--- start of DATA FOR THIS EXERCISE ---

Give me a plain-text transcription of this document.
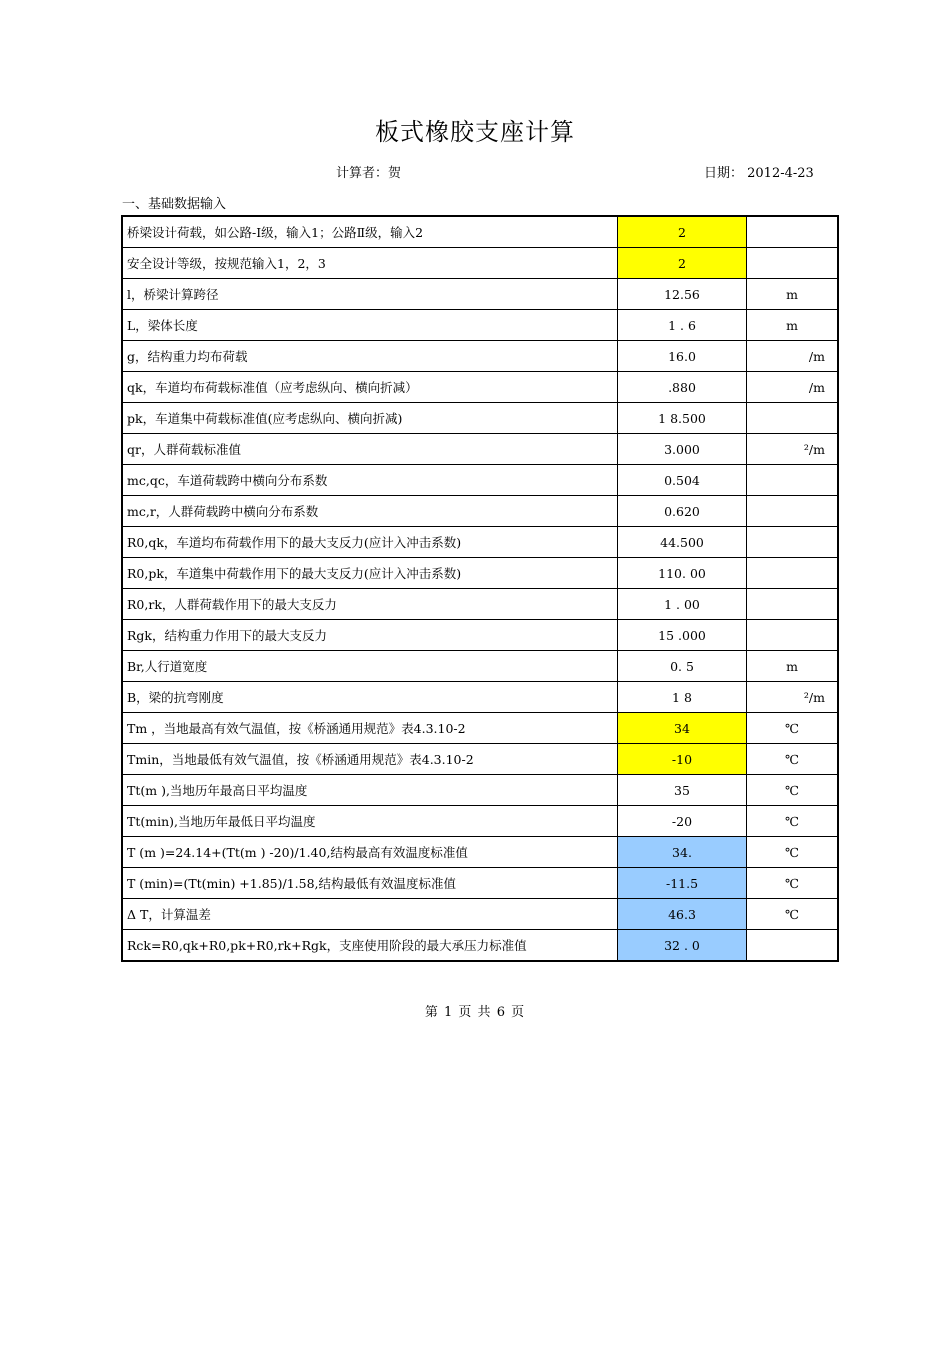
板式橡胶支座计算
计算者：贺	日期： 2012-4-23
一、基础数据输入
桥梁设计荷载，如公路-I级，输入1；公路Ⅱ级，输入2	2	
安全设计等级，按规范输入1，2，3	2	
l，桥梁计算跨径	12.56	m
L，梁体长度	1 . 6	m
g，结构重力均布荷载	16.0	/m
qk，车道均布荷载标准值（应考虑纵向、横向折减）	.880	/m
pk，车道集中荷载标准值(应考虑纵向、横向折减)	1 8.500	
qr，人群荷载标准值	3.000	²/m
mc,qc，车道荷载跨中横向分布系数	0.504	
mc,r，人群荷载跨中横向分布系数	0.620	
R0,qk，车道均布荷载作用下的最大支反力(应计入冲击系数)	44.500	
R0,pk，车道集中荷载作用下的最大支反力(应计入冲击系数)	110. 00	
R0,rk，人群荷载作用下的最大支反力	1 . 00	
Rgk，结构重力作用下的最大支反力	15 .000	
Br,人行道宽度	0. 5	m
B，梁的抗弯刚度	1 8	²/m
Tm ，当地最高有效气温值，按《桥涵通用规范》表4.3.10-2	34	℃
Tmin，当地最低有效气温值，按《桥涵通用规范》表4.3.10-2	-10	℃
Tt(m ),当地历年最高日平均温度	35	℃
Tt(min),当地历年最低日平均温度	-20	℃
T (m )=24.14+(Tt(m ) -20)/1.40,结构最高有效温度标准值	34.	℃
T (min)=(Tt(min) +1.85)/1.58,结构最低有效温度标准值	-11.5	℃
Δ T，计算温差	46.3	℃
Rck=R0,qk+R0,pk+R0,rk+Rgk，支座使用阶段的最大承压力标准值	32 . 0	
第 1 页 共 6 页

--- end of DATA FOR THIS EXERCISE ---

Your copy of the data above should match it exactly, except that pictures are left out.

Give me a plain-text transcription of this document.
板式橡胶支座计算
计算者：贺	日期： 2012-4-23
一、基础数据输入
桥梁设计荷载，如公路-I级，输入1；公路Ⅱ级，输入2	2	
安全设计等级，按规范输入1，2，3	2	
l，桥梁计算跨径	12.56	m
L，梁体长度	1 . 6	m
g，结构重力均布荷载	16.0	/m
qk，车道均布荷载标准值（应考虑纵向、横向折减）	.880	/m
pk，车道集中荷载标准值(应考虑纵向、横向折减)	1 8.500	
qr，人群荷载标准值	3.000	²/m
mc,qc，车道荷载跨中横向分布系数	0.504	
mc,r，人群荷载跨中横向分布系数	0.620	
R0,qk，车道均布荷载作用下的最大支反力(应计入冲击系数)	44.500	
R0,pk，车道集中荷载作用下的最大支反力(应计入冲击系数)	110. 00	
R0,rk，人群荷载作用下的最大支反力	1 . 00	
Rgk，结构重力作用下的最大支反力	15 .000	
Br,人行道宽度	0. 5	m
B，梁的抗弯刚度	1 8	²/m
Tm ，当地最高有效气温值，按《桥涵通用规范》表4.3.10-2	34	℃
Tmin，当地最低有效气温值，按《桥涵通用规范》表4.3.10-2	-10	℃
Tt(m ),当地历年最高日平均温度	35	℃
Tt(min),当地历年最低日平均温度	-20	℃
T (m )=24.14+(Tt(m ) -20)/1.40,结构最高有效温度标准值	34.	℃
T (min)=(Tt(min) +1.85)/1.58,结构最低有效温度标准值	-11.5	℃
Δ T，计算温差	46.3	℃
Rck=R0,qk+R0,pk+R0,rk+Rgk，支座使用阶段的最大承压力标准值	32 . 0	
第 1 页 共 6 页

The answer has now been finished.